Below are the records; pull every line that includes "Verify".

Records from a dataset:
────────────────
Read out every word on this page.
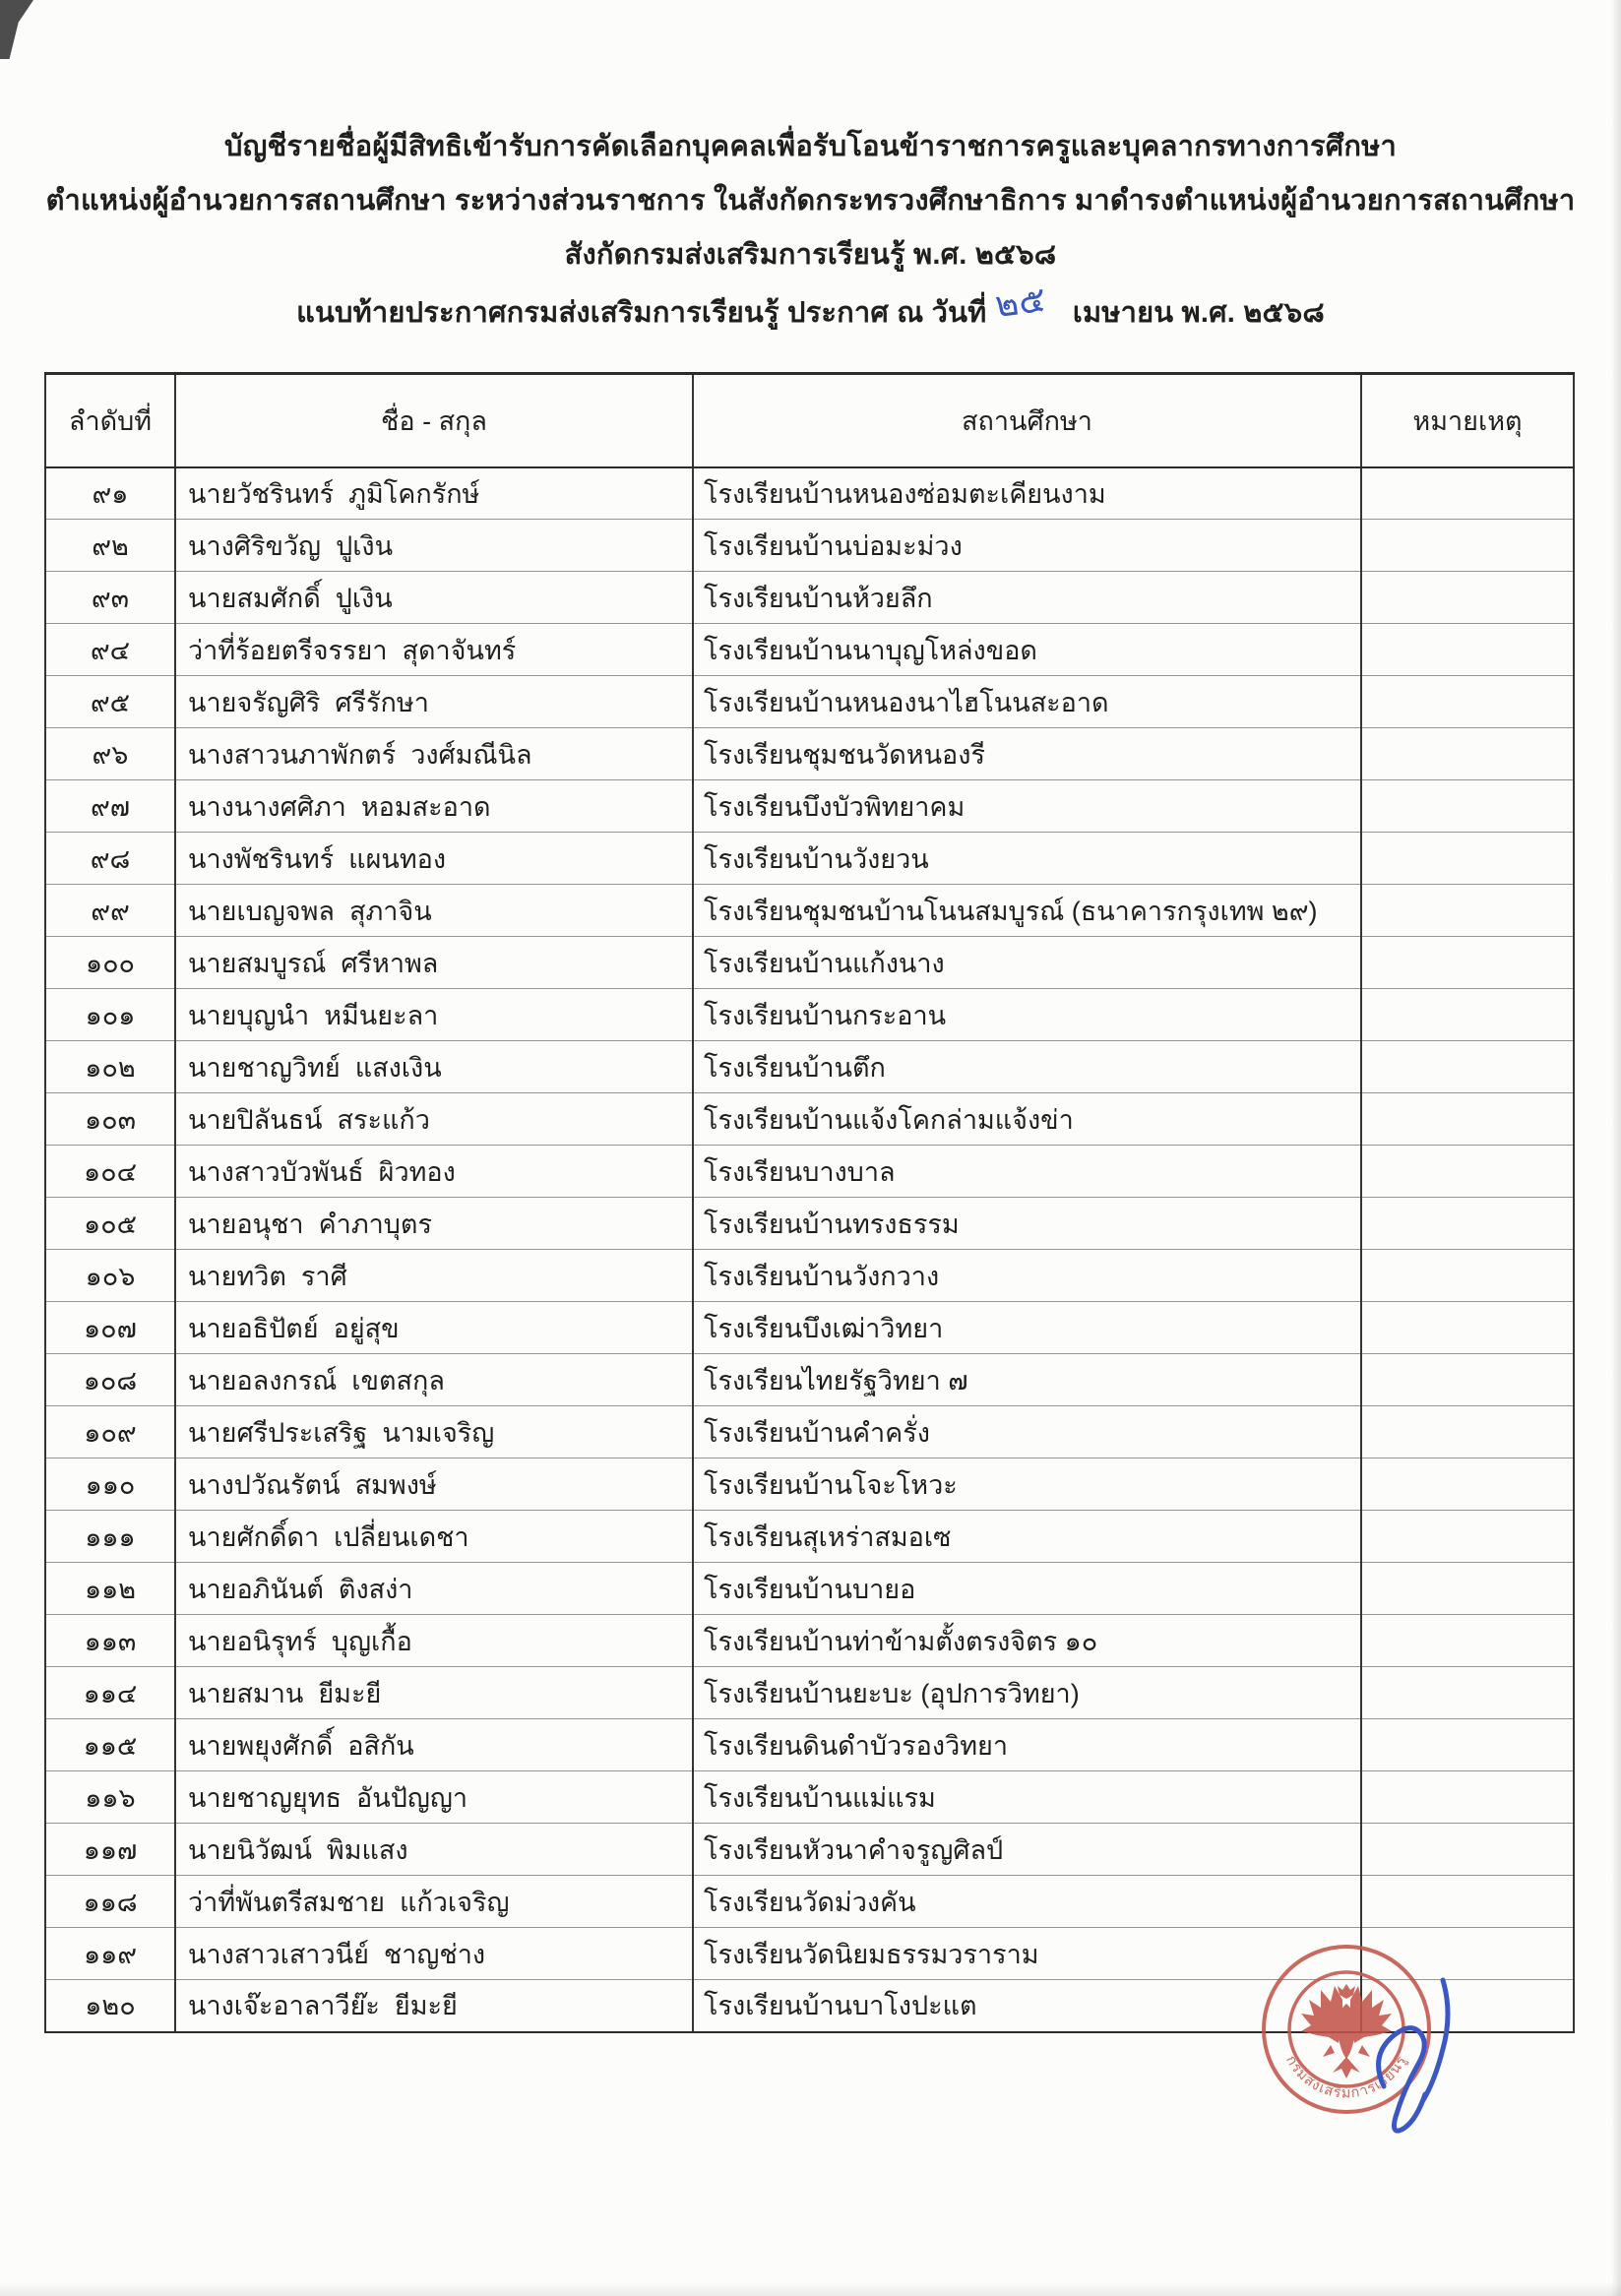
บัญชีรายชื่อผู้มีสิทธิเข้ารับการคัดเลือกบุคคลเพื่อรับโอนข้าราชการครูและบุคลากรทางการศึกษา
ตำแหน่งผู้อำนวยการสถานศึกษา ระหว่างส่วนราชการ ในสังกัดกระทรวงศึกษาธิการ มาดำรงตำแหน่งผู้อำนวยการสถานศึกษา
สังกัดกรมส่งเสริมการเรียนรู้ พ.ศ. ๒๕๖๘
แนบท้ายประกาศกรมส่งเสริมการเรียนรู้ ประกาศ ณ วันที่ ๒๕ เมษายน พ.ศ. ๒๕๖๘
ลำดับที่	ชื่อ - สกุล	สถานศึกษา	หมายเหตุ
๙๑	นายวัชรินทร์  ภูมิโคกรักษ์	โรงเรียนบ้านหนองซ่อมตะเคียนงาม	
๙๒	นางศิริขวัญ  ปูเงิน	โรงเรียนบ้านบ่อมะม่วง	
๙๓	นายสมศักดิ์  ปูเงิน	โรงเรียนบ้านห้วยลึก	
๙๔	ว่าที่ร้อยตรีจรรยา  สุดาจันทร์	โรงเรียนบ้านนาบุญโหล่งขอด	
๙๕	นายจรัญศิริ  ศรีรักษา	โรงเรียนบ้านหนองนาไฮโนนสะอาด	
๙๖	นางสาวนภาพักตร์  วงศ์มณีนิล	โรงเรียนชุมชนวัดหนองรี	
๙๗	นางนางศศิภา  หอมสะอาด	โรงเรียนบึงบัวพิทยาคม	
๙๘	นางพัชรินทร์  แผนทอง	โรงเรียนบ้านวังยวน	
๙๙	นายเบญจพล  สุภาจิน	โรงเรียนชุมชนบ้านโนนสมบูรณ์ (ธนาคารกรุงเทพ ๒๙)	
๑๐๐	นายสมบูรณ์  ศรีหาพล	โรงเรียนบ้านแก้งนาง	
๑๐๑	นายบุญนำ  หมีนยะลา	โรงเรียนบ้านกระอาน	
๑๐๒	นายชาญวิทย์  แสงเงิน	โรงเรียนบ้านตึก	
๑๐๓	นายปิลันธน์  สระแก้ว	โรงเรียนบ้านแจ้งโคกล่ามแจ้งข่า	
๑๐๔	นางสาวบัวพันธ์  ผิวทอง	โรงเรียนบางบาล	
๑๐๕	นายอนุชา  คำภาบุตร	โรงเรียนบ้านทรงธรรม	
๑๐๖	นายทวิต  ราศี	โรงเรียนบ้านวังกวาง	
๑๐๗	นายอธิปัตย์  อยู่สุข	โรงเรียนบึงเฒ่าวิทยา	
๑๐๘	นายอลงกรณ์  เขตสกุล	โรงเรียนไทยรัฐวิทยา ๗	
๑๐๙	นายศรีประเสริฐ  นามเจริญ	โรงเรียนบ้านคำครั่ง	
๑๑๐	นางปวัณรัตน์  สมพงษ์	โรงเรียนบ้านโจะโหวะ	
๑๑๑	นายศักดิ์ดา  เปลี่ยนเดชา	โรงเรียนสุเหร่าสมอเซ	
๑๑๒	นายอภินันต์  ติงสง่า	โรงเรียนบ้านบายอ	
๑๑๓	นายอนิรุทร์  บุญเกื้อ	โรงเรียนบ้านท่าข้ามตั้งตรงจิตร ๑๐	
๑๑๔	นายสมาน  ยีมะยี	โรงเรียนบ้านยะบะ (อุปการวิทยา)	
๑๑๕	นายพยุงศักดิ์  อสิกัน	โรงเรียนดินดำบัวรองวิทยา	
๑๑๖	นายชาญยุทธ  อันปัญญา	โรงเรียนบ้านแม่แรม	
๑๑๗	นายนิวัฒน์  พิมแสง	โรงเรียนหัวนาคำจรูญศิลป์	
๑๑๘	ว่าที่พันตรีสมชาย  แก้วเจริญ	โรงเรียนวัดม่วงคัน	
๑๑๙	นางสาวเสาวนีย์  ชาญช่าง	โรงเรียนวัดนิยมธรรมวราราม	
๑๒๐	นางเจ๊ะอาลาวีย๊ะ  ยีมะยี	โรงเรียนบ้านบาโงปะแต	
กรมส่งเสริมการเรียนรู้
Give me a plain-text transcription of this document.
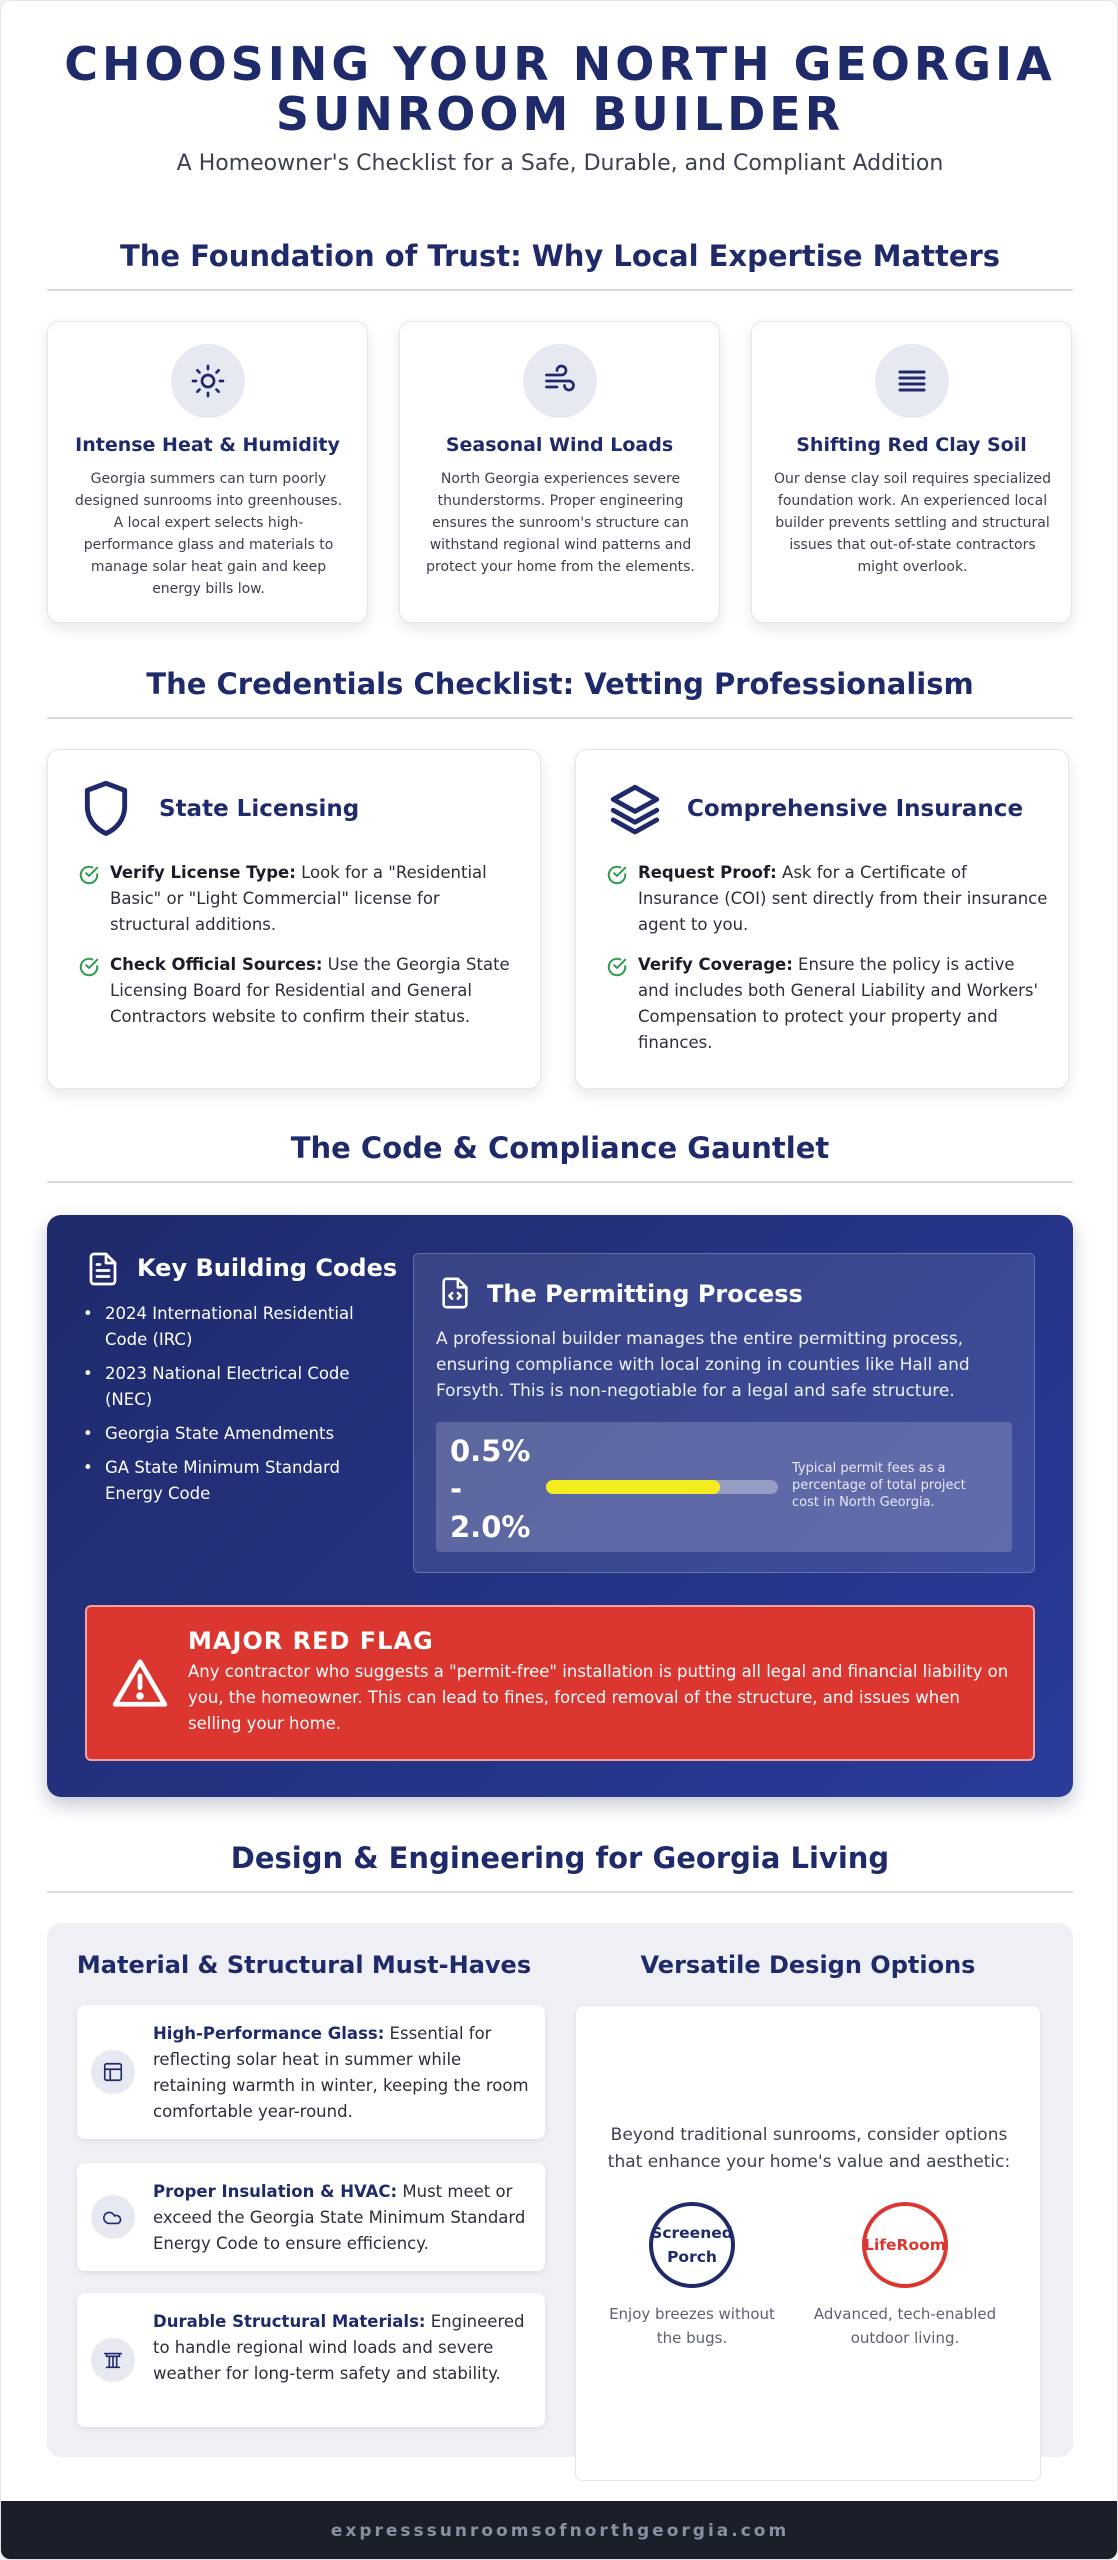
CHOOSING YOUR NORTH GEORGIA
SUNROOM BUILDER
A Homeowner's Checklist for a Safe, Durable, and Compliant Addition
The Foundation of Trust: Why Local Expertise Matters
Intense Heat & Humidity

Georgia summers can turn poorly designed sunrooms into greenhouses. A local expert selects high-performance glass and materials to manage solar heat gain and keep energy bills low.

Seasonal Wind Loads

North Georgia experiences severe thunderstorms. Proper engineering ensures the sunroom's structure can withstand regional wind patterns and protect your home from the elements.

Shifting Red Clay Soil

Our dense clay soil requires specialized foundation work. An experienced local builder prevents settling and structural issues that out-of-state contractors might overlook.

The Credentials Checklist: Vetting Professionalism
State Licensing

Verify License Type: Look for a "Residential Basic" or "Light Commercial" license for structural additions.

Check Official Sources: Use the Georgia State Licensing Board for Residential and General Contractors website to confirm their status.

Comprehensive Insurance

Request Proof: Ask for a Certificate of Insurance (COI) sent directly from their insurance agent to you.

Verify Coverage: Ensure the policy is active and includes both General Liability and Workers' Compensation to protect your property and finances.

The Code & Compliance Gauntlet
Key Building Codes
• 2024 International Residential Code (IRC)
• 2023 National Electrical Code (NEC)
• Georgia State Amendments
• GA State Minimum Standard Energy Code
The Permitting Process
A professional builder manages the entire permitting process, ensuring compliance with local zoning in counties like Hall and Forsyth. This is non-negotiable for a legal and safe structure.
0.5%
-
2.0%
Typical permit fees as a percentage of total project cost in North Georgia.
MAJOR RED FLAG
Any contractor who suggests a "permit-free" installation is putting all legal and financial liability on you, the homeowner. This can lead to fines, forced removal of the structure, and issues when selling your home.
Design & Engineering for Georgia Living
Material & Structural Must-Haves	Versatile Design Options
High-Performance Glass: Essential for reflecting solar heat in summer while retaining warmth in winter, keeping the room comfortable year-round.
Proper Insulation & HVAC: Must meet or exceed the Georgia State Minimum Standard Energy Code to ensure efficiency.
Durable Structural Materials: Engineered to handle regional wind loads and severe weather for long-term safety and stability.
Beyond traditional sunrooms, consider options that enhance your home's value and aesthetic:
Screened
Porch
Enjoy breezes without the bugs.
LifeRoom
Advanced, tech-enabled outdoor living.
expresssunroomsofnorthgeorgia.com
────────────────
◆ THE SOLUTION:
Verify License Type: Look for a "Residential Basic" or "Light Commercial" license for structural additions.
Verify Coverage: Ensure the policy is active and includes both General Liability and Workers' Compensation to protect your property and finances.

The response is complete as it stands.